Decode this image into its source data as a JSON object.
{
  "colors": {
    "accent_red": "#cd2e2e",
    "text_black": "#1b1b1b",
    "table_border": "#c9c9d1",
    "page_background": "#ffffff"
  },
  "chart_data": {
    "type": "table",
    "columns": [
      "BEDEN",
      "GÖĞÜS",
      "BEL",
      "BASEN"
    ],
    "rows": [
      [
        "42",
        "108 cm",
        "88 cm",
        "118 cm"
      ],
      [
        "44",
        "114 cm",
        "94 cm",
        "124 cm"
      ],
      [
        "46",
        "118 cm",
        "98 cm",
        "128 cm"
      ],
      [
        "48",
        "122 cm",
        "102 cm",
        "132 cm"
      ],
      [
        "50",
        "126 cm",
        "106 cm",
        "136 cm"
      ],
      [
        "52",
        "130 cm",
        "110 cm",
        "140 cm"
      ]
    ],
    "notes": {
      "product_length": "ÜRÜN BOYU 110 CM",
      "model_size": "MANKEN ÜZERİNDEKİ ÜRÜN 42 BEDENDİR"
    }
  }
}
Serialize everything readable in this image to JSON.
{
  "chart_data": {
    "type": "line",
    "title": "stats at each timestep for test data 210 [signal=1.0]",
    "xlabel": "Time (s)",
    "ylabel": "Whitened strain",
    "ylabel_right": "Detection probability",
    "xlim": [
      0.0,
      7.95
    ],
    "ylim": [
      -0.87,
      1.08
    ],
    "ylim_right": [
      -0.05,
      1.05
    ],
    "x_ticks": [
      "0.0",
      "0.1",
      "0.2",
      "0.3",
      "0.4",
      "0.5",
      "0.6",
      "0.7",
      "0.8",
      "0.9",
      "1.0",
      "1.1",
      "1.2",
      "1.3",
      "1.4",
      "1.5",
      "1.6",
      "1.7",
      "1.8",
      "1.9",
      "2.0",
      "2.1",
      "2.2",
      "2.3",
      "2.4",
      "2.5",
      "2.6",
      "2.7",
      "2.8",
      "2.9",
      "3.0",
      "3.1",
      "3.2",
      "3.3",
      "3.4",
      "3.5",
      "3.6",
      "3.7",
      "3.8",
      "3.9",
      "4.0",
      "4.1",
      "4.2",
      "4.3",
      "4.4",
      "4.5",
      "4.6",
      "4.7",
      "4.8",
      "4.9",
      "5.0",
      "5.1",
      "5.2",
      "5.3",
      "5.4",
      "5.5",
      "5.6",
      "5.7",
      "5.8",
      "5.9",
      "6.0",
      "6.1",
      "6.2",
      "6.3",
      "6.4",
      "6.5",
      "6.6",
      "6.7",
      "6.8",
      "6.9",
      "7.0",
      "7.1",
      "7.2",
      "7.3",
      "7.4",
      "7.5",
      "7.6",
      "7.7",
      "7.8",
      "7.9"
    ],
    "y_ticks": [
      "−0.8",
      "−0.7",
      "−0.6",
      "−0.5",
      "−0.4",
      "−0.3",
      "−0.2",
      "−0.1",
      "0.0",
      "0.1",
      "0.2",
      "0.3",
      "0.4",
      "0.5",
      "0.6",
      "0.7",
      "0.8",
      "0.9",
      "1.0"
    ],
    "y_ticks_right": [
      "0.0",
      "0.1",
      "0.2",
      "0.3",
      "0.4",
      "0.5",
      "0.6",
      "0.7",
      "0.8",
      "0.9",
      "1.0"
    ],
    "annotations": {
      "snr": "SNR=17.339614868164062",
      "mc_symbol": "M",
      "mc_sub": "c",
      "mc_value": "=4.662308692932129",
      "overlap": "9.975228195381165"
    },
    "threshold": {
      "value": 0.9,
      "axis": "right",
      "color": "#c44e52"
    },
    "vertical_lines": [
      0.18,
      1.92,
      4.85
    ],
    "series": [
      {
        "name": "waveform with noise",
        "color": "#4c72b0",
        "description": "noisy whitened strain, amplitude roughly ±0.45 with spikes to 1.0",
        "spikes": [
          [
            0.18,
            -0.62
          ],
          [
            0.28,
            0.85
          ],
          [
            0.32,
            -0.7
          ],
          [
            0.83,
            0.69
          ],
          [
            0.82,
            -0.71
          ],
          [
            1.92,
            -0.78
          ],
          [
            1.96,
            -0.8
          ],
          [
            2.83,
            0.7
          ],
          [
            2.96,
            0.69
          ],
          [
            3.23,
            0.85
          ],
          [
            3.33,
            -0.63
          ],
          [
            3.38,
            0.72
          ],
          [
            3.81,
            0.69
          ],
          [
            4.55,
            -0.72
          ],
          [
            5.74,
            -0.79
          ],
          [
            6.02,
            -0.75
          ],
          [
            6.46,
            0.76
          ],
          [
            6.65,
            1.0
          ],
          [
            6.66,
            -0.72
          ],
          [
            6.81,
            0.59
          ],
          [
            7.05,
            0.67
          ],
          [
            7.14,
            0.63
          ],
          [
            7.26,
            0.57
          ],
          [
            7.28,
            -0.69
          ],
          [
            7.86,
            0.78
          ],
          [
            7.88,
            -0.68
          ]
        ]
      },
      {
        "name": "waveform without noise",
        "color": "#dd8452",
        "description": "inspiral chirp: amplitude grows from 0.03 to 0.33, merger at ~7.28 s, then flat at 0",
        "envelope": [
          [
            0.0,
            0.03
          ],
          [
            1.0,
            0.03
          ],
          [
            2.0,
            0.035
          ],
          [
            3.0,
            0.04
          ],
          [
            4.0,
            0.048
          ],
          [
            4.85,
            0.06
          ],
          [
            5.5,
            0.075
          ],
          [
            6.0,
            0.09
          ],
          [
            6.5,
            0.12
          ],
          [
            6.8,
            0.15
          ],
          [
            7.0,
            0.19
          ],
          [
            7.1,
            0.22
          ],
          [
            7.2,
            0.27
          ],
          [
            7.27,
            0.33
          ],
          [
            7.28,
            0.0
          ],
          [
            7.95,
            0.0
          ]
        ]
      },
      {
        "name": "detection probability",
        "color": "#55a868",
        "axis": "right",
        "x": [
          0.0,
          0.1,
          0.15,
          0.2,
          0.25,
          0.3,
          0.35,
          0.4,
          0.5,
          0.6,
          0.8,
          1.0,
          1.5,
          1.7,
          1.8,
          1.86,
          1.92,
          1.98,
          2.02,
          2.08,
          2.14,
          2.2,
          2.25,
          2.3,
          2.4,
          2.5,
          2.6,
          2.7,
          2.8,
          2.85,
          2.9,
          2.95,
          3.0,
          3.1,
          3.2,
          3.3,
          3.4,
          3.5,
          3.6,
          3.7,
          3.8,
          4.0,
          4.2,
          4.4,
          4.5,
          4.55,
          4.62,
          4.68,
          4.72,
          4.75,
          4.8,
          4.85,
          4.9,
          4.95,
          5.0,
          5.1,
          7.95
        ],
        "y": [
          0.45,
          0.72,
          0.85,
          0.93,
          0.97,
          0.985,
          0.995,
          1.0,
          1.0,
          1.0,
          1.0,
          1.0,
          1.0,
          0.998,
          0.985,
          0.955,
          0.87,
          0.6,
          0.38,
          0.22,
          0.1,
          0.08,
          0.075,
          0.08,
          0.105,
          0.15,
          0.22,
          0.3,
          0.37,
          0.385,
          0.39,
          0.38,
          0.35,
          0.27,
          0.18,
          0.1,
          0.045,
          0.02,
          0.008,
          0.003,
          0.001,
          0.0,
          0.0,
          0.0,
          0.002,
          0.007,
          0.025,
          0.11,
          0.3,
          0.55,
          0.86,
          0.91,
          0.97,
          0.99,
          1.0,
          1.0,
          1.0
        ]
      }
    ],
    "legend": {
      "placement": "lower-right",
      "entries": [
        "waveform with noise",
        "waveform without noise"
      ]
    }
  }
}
★ ★ ★
Nothing in the listing may be changed; retype it all exactly.

- **THE REPLY**:
Decode this image into its source data as a JSON object.
{
  "colors": {
    "accent_red": "#cd2e2e",
    "text_black": "#1b1b1b",
    "table_border": "#c9c9d1",
    "page_background": "#ffffff"
  },
  "chart_data": {
    "type": "table",
    "columns": [
      "BEDEN",
      "GÖĞÜS",
      "BEL",
      "BASEN"
    ],
    "rows": [
      [
        "42",
        "108 cm",
        "88 cm",
        "118 cm"
      ],
      [
        "44",
        "114 cm",
        "94 cm",
        "124 cm"
      ],
      [
        "46",
        "118 cm",
        "98 cm",
        "128 cm"
      ],
      [
        "48",
        "122 cm",
        "102 cm",
        "132 cm"
      ],
      [
        "50",
        "126 cm",
        "106 cm",
        "136 cm"
      ],
      [
        "52",
        "130 cm",
        "110 cm",
        "140 cm"
      ]
    ],
    "notes": {
      "product_length": "ÜRÜN BOYU 110 CM",
      "model_size": "MANKEN ÜZERİNDEKİ ÜRÜN 42 BEDENDİR"
    }
  }
}
Serialize everything readable in this image to JSON.
{
  "chart_data": {
    "type": "line",
    "title": "stats at each timestep for test data 210 [signal=1.0]",
    "xlabel": "Time (s)",
    "ylabel": "Whitened strain",
    "ylabel_right": "Detection probability",
    "xlim": [
      0.0,
      7.95
    ],
    "ylim": [
      -0.87,
      1.08
    ],
    "ylim_right": [
      -0.05,
      1.05
    ],
    "x_ticks": [
      "0.0",
      "0.1",
      "0.2",
      "0.3",
      "0.4",
      "0.5",
      "0.6",
      "0.7",
      "0.8",
      "0.9",
      "1.0",
      "1.1",
      "1.2",
      "1.3",
      "1.4",
      "1.5",
      "1.6",
      "1.7",
      "1.8",
      "1.9",
      "2.0",
      "2.1",
      "2.2",
      "2.3",
      "2.4",
      "2.5",
      "2.6",
      "2.7",
      "2.8",
      "2.9",
      "3.0",
      "3.1",
      "3.2",
      "3.3",
      "3.4",
      "3.5",
      "3.6",
      "3.7",
      "3.8",
      "3.9",
      "4.0",
      "4.1",
      "4.2",
      "4.3",
      "4.4",
      "4.5",
      "4.6",
      "4.7",
      "4.8",
      "4.9",
      "5.0",
      "5.1",
      "5.2",
      "5.3",
      "5.4",
      "5.5",
      "5.6",
      "5.7",
      "5.8",
      "5.9",
      "6.0",
      "6.1",
      "6.2",
      "6.3",
      "6.4",
      "6.5",
      "6.6",
      "6.7",
      "6.8",
      "6.9",
      "7.0",
      "7.1",
      "7.2",
      "7.3",
      "7.4",
      "7.5",
      "7.6",
      "7.7",
      "7.8",
      "7.9"
    ],
    "y_ticks": [
      "−0.8",
      "−0.7",
      "−0.6",
      "−0.5",
      "−0.4",
      "−0.3",
      "−0.2",
      "−0.1",
      "0.0",
      "0.1",
      "0.2",
      "0.3",
      "0.4",
      "0.5",
      "0.6",
      "0.7",
      "0.8",
      "0.9",
      "1.0"
    ],
    "y_ticks_right": [
      "0.0",
      "0.1",
      "0.2",
      "0.3",
      "0.4",
      "0.5",
      "0.6",
      "0.7",
      "0.8",
      "0.9",
      "1.0"
    ],
    "annotations": {
      "snr": "SNR=17.339614868164062",
      "mc_symbol": "M",
      "mc_sub": "c",
      "mc_value": "=4.662308692932129",
      "overlap": "9.975228195381165"
    },
    "threshold": {
      "value": 0.9,
      "axis": "right",
      "color": "#c44e52"
    },
    "vertical_lines": [
      0.18,
      1.92,
      4.85
    ],
    "series": [
      {
        "name": "waveform with noise",
        "color": "#4c72b0",
        "description": "noisy whitened strain, amplitude roughly ±0.45 with spikes to 1.0",
        "spikes": [
          [
            0.18,
            -0.62
          ],
          [
            0.28,
            0.85
          ],
          [
            0.32,
            -0.7
          ],
          [
            0.83,
            0.69
          ],
          [
            0.82,
            -0.71
          ],
          [
            1.92,
            -0.78
          ],
          [
            1.96,
            -0.8
          ],
          [
            2.83,
            0.7
          ],
          [
            2.96,
            0.69
          ],
          [
            3.23,
            0.85
          ],
          [
            3.33,
            -0.63
          ],
          [
            3.38,
            0.72
          ],
          [
            3.81,
            0.69
          ],
          [
            4.55,
            -0.72
          ],
          [
            5.74,
            -0.79
          ],
          [
            6.02,
            -0.75
          ],
          [
            6.46,
            0.76
          ],
          [
            6.65,
            1.0
          ],
          [
            6.66,
            -0.72
          ],
          [
            6.81,
            0.59
          ],
          [
            7.05,
            0.67
          ],
          [
            7.14,
            0.63
          ],
          [
            7.26,
            0.57
          ],
          [
            7.28,
            -0.69
          ],
          [
            7.86,
            0.78
          ],
          [
            7.88,
            -0.68
          ]
        ]
      },
      {
        "name": "waveform without noise",
        "color": "#dd8452",
        "description": "inspiral chirp: amplitude grows from 0.03 to 0.33, merger at ~7.28 s, then flat at 0",
        "envelope": [
          [
            0.0,
            0.03
          ],
          [
            1.0,
            0.03
          ],
          [
            2.0,
            0.035
          ],
          [
            3.0,
            0.04
          ],
          [
            4.0,
            0.048
          ],
          [
            4.85,
            0.06
          ],
          [
            5.5,
            0.075
          ],
          [
            6.0,
            0.09
          ],
          [
            6.5,
            0.12
          ],
          [
            6.8,
            0.15
          ],
          [
            7.0,
            0.19
          ],
          [
            7.1,
            0.22
          ],
          [
            7.2,
            0.27
          ],
          [
            7.27,
            0.33
          ],
          [
            7.28,
            0.0
          ],
          [
            7.95,
            0.0
          ]
        ]
      },
      {
        "name": "detection probability",
        "color": "#55a868",
        "axis": "right",
        "x": [
          0.0,
          0.1,
          0.15,
          0.2,
          0.25,
          0.3,
          0.35,
          0.4,
          0.5,
          0.6,
          0.8,
          1.0,
          1.5,
          1.7,
          1.8,
          1.86,
          1.92,
          1.98,
          2.02,
          2.08,
          2.14,
          2.2,
          2.25,
          2.3,
          2.4,
          2.5,
          2.6,
          2.7,
          2.8,
          2.85,
          2.9,
          2.95,
          3.0,
          3.1,
          3.2,
          3.3,
          3.4,
          3.5,
          3.6,
          3.7,
          3.8,
          4.0,
          4.2,
          4.4,
          4.5,
          4.55,
          4.62,
          4.68,
          4.72,
          4.75,
          4.8,
          4.85,
          4.9,
          4.95,
          5.0,
          5.1,
          7.95
        ],
        "y": [
          0.45,
          0.72,
          0.85,
          0.93,
          0.97,
          0.985,
          0.995,
          1.0,
          1.0,
          1.0,
          1.0,
          1.0,
          1.0,
          0.998,
          0.985,
          0.955,
          0.87,
          0.6,
          0.38,
          0.22,
          0.1,
          0.08,
          0.075,
          0.08,
          0.105,
          0.15,
          0.22,
          0.3,
          0.37,
          0.385,
          0.39,
          0.38,
          0.35,
          0.27,
          0.18,
          0.1,
          0.045,
          0.02,
          0.008,
          0.003,
          0.001,
          0.0,
          0.0,
          0.0,
          0.002,
          0.007,
          0.025,
          0.11,
          0.3,
          0.55,
          0.86,
          0.91,
          0.97,
          0.99,
          1.0,
          1.0,
          1.0
        ]
      }
    ],
    "legend": {
      "placement": "lower-right",
      "entries": [
        "waveform with noise",
        "waveform without noise"
      ]
    }
  }
}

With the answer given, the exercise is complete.